GIVEN TASK ::
Read the material below and count the lines holding the string "placeholder". Give that count with nothing added.

DATA EXCERPTS ::
:::::
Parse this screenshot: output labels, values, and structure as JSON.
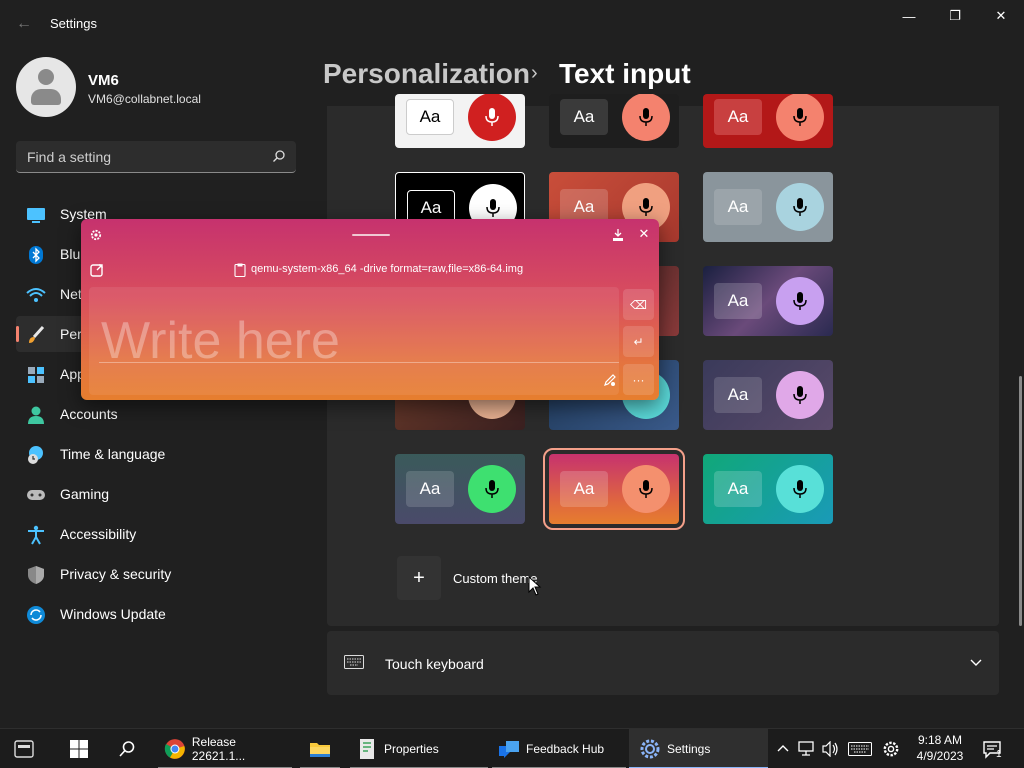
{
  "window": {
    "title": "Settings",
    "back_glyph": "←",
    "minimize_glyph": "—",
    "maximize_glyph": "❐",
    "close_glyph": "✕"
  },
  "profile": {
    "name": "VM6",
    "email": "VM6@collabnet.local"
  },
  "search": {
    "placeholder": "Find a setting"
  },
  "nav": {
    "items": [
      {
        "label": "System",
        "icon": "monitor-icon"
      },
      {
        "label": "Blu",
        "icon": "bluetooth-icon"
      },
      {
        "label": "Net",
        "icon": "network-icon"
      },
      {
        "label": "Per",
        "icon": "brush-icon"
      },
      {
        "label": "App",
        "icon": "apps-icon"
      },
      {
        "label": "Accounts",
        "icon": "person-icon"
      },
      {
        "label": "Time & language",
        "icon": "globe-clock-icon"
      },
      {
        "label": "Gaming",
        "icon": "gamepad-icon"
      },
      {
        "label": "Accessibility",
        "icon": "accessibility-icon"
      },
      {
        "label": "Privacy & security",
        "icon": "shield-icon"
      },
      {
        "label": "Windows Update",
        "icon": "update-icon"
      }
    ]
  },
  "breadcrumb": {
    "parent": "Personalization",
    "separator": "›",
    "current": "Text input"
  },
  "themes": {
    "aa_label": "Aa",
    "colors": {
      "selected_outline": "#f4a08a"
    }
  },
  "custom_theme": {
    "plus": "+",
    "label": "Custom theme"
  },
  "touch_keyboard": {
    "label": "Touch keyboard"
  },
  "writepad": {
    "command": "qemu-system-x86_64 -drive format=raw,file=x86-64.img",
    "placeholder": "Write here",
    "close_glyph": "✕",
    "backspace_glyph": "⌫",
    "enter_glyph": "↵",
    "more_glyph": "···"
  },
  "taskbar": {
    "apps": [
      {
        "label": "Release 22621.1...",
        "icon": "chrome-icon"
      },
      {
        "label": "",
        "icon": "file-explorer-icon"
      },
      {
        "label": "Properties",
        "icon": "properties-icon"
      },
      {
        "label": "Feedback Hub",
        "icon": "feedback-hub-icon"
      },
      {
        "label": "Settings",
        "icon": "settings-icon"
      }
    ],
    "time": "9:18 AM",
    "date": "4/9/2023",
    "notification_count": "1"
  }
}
:::::
COMPLETED EXERCISE ::
2